Exercise aim:
Without the pictures, print each of the records below exactly as it appears.

Records shown:
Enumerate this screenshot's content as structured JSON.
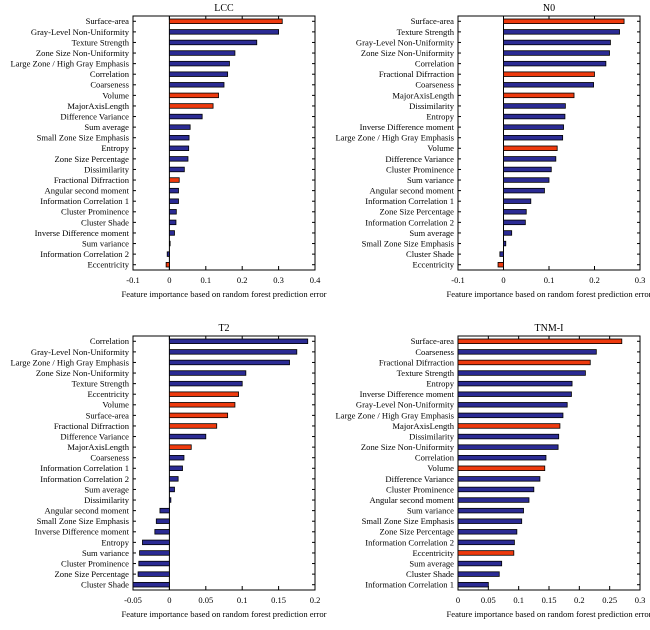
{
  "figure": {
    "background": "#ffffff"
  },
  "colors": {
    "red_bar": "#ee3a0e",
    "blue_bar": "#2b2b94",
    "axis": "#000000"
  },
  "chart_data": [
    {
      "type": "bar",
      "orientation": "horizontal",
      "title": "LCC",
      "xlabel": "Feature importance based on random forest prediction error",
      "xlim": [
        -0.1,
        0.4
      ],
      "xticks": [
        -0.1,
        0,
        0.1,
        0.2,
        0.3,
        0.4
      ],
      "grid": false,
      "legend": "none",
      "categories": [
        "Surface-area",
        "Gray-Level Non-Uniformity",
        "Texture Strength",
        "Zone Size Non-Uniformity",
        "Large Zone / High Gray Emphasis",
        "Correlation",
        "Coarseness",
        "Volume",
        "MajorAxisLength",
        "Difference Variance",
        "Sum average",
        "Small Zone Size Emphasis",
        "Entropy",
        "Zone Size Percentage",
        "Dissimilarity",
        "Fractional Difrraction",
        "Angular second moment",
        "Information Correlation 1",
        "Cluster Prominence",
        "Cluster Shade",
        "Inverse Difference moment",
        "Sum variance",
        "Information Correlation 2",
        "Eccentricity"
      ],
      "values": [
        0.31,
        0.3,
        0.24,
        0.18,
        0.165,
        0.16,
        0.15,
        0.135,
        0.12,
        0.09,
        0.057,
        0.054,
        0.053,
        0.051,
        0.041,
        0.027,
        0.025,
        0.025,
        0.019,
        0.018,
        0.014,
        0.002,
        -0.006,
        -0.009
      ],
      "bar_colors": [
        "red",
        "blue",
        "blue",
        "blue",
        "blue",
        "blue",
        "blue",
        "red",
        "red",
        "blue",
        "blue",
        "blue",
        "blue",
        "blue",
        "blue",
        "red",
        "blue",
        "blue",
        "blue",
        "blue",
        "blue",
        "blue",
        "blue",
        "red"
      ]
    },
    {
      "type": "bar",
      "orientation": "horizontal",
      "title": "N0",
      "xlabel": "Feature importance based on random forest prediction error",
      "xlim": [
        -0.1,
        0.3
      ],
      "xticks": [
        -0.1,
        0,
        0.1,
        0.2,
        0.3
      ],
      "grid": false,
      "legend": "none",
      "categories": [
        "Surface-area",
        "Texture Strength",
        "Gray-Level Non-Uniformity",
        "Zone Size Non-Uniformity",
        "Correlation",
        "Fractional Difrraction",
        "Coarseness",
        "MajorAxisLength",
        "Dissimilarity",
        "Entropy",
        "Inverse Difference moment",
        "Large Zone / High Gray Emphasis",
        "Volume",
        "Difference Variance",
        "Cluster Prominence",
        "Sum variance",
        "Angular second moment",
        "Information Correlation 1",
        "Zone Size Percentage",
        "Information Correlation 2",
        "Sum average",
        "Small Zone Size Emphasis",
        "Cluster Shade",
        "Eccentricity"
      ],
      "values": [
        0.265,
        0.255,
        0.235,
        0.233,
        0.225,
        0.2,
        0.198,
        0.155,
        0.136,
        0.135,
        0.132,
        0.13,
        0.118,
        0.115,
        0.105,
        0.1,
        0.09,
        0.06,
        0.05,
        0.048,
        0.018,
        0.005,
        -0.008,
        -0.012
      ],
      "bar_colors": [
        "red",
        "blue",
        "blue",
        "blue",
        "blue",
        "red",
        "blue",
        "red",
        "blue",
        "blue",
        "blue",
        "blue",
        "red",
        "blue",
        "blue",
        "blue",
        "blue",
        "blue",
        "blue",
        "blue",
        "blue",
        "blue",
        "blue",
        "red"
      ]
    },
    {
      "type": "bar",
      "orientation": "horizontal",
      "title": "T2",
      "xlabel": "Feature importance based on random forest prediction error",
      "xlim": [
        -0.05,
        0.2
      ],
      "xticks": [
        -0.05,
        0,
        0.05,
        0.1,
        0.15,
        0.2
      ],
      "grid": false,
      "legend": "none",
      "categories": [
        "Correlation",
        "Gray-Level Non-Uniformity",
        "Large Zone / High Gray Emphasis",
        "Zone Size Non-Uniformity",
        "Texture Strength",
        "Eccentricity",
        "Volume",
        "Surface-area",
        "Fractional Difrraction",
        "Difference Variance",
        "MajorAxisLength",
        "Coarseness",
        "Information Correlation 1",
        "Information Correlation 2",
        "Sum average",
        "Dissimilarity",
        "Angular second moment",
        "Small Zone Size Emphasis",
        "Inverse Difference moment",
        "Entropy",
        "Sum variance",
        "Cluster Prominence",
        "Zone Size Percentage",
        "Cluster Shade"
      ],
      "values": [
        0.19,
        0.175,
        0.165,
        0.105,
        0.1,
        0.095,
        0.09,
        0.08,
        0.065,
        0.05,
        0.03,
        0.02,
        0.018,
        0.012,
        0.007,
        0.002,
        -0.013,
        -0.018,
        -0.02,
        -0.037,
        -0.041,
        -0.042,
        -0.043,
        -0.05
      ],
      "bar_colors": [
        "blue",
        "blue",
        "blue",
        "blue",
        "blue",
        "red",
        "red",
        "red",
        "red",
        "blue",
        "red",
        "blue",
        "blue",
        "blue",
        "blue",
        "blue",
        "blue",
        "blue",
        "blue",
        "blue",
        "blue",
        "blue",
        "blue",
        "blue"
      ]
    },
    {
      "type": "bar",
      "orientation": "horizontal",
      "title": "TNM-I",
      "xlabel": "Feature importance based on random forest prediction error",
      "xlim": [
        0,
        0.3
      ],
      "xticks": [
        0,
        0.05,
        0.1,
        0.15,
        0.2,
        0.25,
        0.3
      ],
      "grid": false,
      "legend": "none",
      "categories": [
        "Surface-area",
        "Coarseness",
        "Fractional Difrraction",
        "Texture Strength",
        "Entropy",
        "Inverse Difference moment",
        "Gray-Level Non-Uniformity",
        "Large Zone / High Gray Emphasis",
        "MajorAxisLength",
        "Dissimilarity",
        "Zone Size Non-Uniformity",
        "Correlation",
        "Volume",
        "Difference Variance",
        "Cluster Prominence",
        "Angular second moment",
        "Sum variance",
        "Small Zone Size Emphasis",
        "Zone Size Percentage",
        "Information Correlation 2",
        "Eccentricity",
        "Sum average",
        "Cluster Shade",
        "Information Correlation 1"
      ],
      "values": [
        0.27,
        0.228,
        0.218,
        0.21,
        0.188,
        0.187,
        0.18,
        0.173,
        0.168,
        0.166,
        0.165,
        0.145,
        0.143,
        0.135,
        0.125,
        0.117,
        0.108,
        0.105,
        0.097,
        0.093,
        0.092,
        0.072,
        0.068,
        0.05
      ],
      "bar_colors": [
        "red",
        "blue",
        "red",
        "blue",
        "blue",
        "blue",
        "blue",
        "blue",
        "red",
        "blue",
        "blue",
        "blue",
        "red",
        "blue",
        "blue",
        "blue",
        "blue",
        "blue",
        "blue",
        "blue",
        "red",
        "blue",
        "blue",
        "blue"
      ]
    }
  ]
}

Task output:
Enumerate this screenshot's content as structured JSON.
{
  "figure": {
    "background": "#ffffff"
  },
  "colors": {
    "red_bar": "#ee3a0e",
    "blue_bar": "#2b2b94",
    "axis": "#000000"
  },
  "chart_data": [
    {
      "type": "bar",
      "orientation": "horizontal",
      "title": "LCC",
      "xlabel": "Feature importance based on random forest prediction error",
      "xlim": [
        -0.1,
        0.4
      ],
      "xticks": [
        -0.1,
        0,
        0.1,
        0.2,
        0.3,
        0.4
      ],
      "grid": false,
      "legend": "none",
      "categories": [
        "Surface-area",
        "Gray-Level Non-Uniformity",
        "Texture Strength",
        "Zone Size Non-Uniformity",
        "Large Zone / High Gray Emphasis",
        "Correlation",
        "Coarseness",
        "Volume",
        "MajorAxisLength",
        "Difference Variance",
        "Sum average",
        "Small Zone Size Emphasis",
        "Entropy",
        "Zone Size Percentage",
        "Dissimilarity",
        "Fractional Difrraction",
        "Angular second moment",
        "Information Correlation 1",
        "Cluster Prominence",
        "Cluster Shade",
        "Inverse Difference moment",
        "Sum variance",
        "Information Correlation 2",
        "Eccentricity"
      ],
      "values": [
        0.31,
        0.3,
        0.24,
        0.18,
        0.165,
        0.16,
        0.15,
        0.135,
        0.12,
        0.09,
        0.057,
        0.054,
        0.053,
        0.051,
        0.041,
        0.027,
        0.025,
        0.025,
        0.019,
        0.018,
        0.014,
        0.002,
        -0.006,
        -0.009
      ],
      "bar_colors": [
        "red",
        "blue",
        "blue",
        "blue",
        "blue",
        "blue",
        "blue",
        "red",
        "red",
        "blue",
        "blue",
        "blue",
        "blue",
        "blue",
        "blue",
        "red",
        "blue",
        "blue",
        "blue",
        "blue",
        "blue",
        "blue",
        "blue",
        "red"
      ]
    },
    {
      "type": "bar",
      "orientation": "horizontal",
      "title": "N0",
      "xlabel": "Feature importance based on random forest prediction error",
      "xlim": [
        -0.1,
        0.3
      ],
      "xticks": [
        -0.1,
        0,
        0.1,
        0.2,
        0.3
      ],
      "grid": false,
      "legend": "none",
      "categories": [
        "Surface-area",
        "Texture Strength",
        "Gray-Level Non-Uniformity",
        "Zone Size Non-Uniformity",
        "Correlation",
        "Fractional Difrraction",
        "Coarseness",
        "MajorAxisLength",
        "Dissimilarity",
        "Entropy",
        "Inverse Difference moment",
        "Large Zone / High Gray Emphasis",
        "Volume",
        "Difference Variance",
        "Cluster Prominence",
        "Sum variance",
        "Angular second moment",
        "Information Correlation 1",
        "Zone Size Percentage",
        "Information Correlation 2",
        "Sum average",
        "Small Zone Size Emphasis",
        "Cluster Shade",
        "Eccentricity"
      ],
      "values": [
        0.265,
        0.255,
        0.235,
        0.233,
        0.225,
        0.2,
        0.198,
        0.155,
        0.136,
        0.135,
        0.132,
        0.13,
        0.118,
        0.115,
        0.105,
        0.1,
        0.09,
        0.06,
        0.05,
        0.048,
        0.018,
        0.005,
        -0.008,
        -0.012
      ],
      "bar_colors": [
        "red",
        "blue",
        "blue",
        "blue",
        "blue",
        "red",
        "blue",
        "red",
        "blue",
        "blue",
        "blue",
        "blue",
        "red",
        "blue",
        "blue",
        "blue",
        "blue",
        "blue",
        "blue",
        "blue",
        "blue",
        "blue",
        "blue",
        "red"
      ]
    },
    {
      "type": "bar",
      "orientation": "horizontal",
      "title": "T2",
      "xlabel": "Feature importance based on random forest prediction error",
      "xlim": [
        -0.05,
        0.2
      ],
      "xticks": [
        -0.05,
        0,
        0.05,
        0.1,
        0.15,
        0.2
      ],
      "grid": false,
      "legend": "none",
      "categories": [
        "Correlation",
        "Gray-Level Non-Uniformity",
        "Large Zone / High Gray Emphasis",
        "Zone Size Non-Uniformity",
        "Texture Strength",
        "Eccentricity",
        "Volume",
        "Surface-area",
        "Fractional Difrraction",
        "Difference Variance",
        "MajorAxisLength",
        "Coarseness",
        "Information Correlation 1",
        "Information Correlation 2",
        "Sum average",
        "Dissimilarity",
        "Angular second moment",
        "Small Zone Size Emphasis",
        "Inverse Difference moment",
        "Entropy",
        "Sum variance",
        "Cluster Prominence",
        "Zone Size Percentage",
        "Cluster Shade"
      ],
      "values": [
        0.19,
        0.175,
        0.165,
        0.105,
        0.1,
        0.095,
        0.09,
        0.08,
        0.065,
        0.05,
        0.03,
        0.02,
        0.018,
        0.012,
        0.007,
        0.002,
        -0.013,
        -0.018,
        -0.02,
        -0.037,
        -0.041,
        -0.042,
        -0.043,
        -0.05
      ],
      "bar_colors": [
        "blue",
        "blue",
        "blue",
        "blue",
        "blue",
        "red",
        "red",
        "red",
        "red",
        "blue",
        "red",
        "blue",
        "blue",
        "blue",
        "blue",
        "blue",
        "blue",
        "blue",
        "blue",
        "blue",
        "blue",
        "blue",
        "blue",
        "blue"
      ]
    },
    {
      "type": "bar",
      "orientation": "horizontal",
      "title": "TNM-I",
      "xlabel": "Feature importance based on random forest prediction error",
      "xlim": [
        0,
        0.3
      ],
      "xticks": [
        0,
        0.05,
        0.1,
        0.15,
        0.2,
        0.25,
        0.3
      ],
      "grid": false,
      "legend": "none",
      "categories": [
        "Surface-area",
        "Coarseness",
        "Fractional Difrraction",
        "Texture Strength",
        "Entropy",
        "Inverse Difference moment",
        "Gray-Level Non-Uniformity",
        "Large Zone / High Gray Emphasis",
        "MajorAxisLength",
        "Dissimilarity",
        "Zone Size Non-Uniformity",
        "Correlation",
        "Volume",
        "Difference Variance",
        "Cluster Prominence",
        "Angular second moment",
        "Sum variance",
        "Small Zone Size Emphasis",
        "Zone Size Percentage",
        "Information Correlation 2",
        "Eccentricity",
        "Sum average",
        "Cluster Shade",
        "Information Correlation 1"
      ],
      "values": [
        0.27,
        0.228,
        0.218,
        0.21,
        0.188,
        0.187,
        0.18,
        0.173,
        0.168,
        0.166,
        0.165,
        0.145,
        0.143,
        0.135,
        0.125,
        0.117,
        0.108,
        0.105,
        0.097,
        0.093,
        0.092,
        0.072,
        0.068,
        0.05
      ],
      "bar_colors": [
        "red",
        "blue",
        "red",
        "blue",
        "blue",
        "blue",
        "blue",
        "blue",
        "red",
        "blue",
        "blue",
        "blue",
        "red",
        "blue",
        "blue",
        "blue",
        "blue",
        "blue",
        "blue",
        "blue",
        "red",
        "blue",
        "blue",
        "blue"
      ]
    }
  ]
}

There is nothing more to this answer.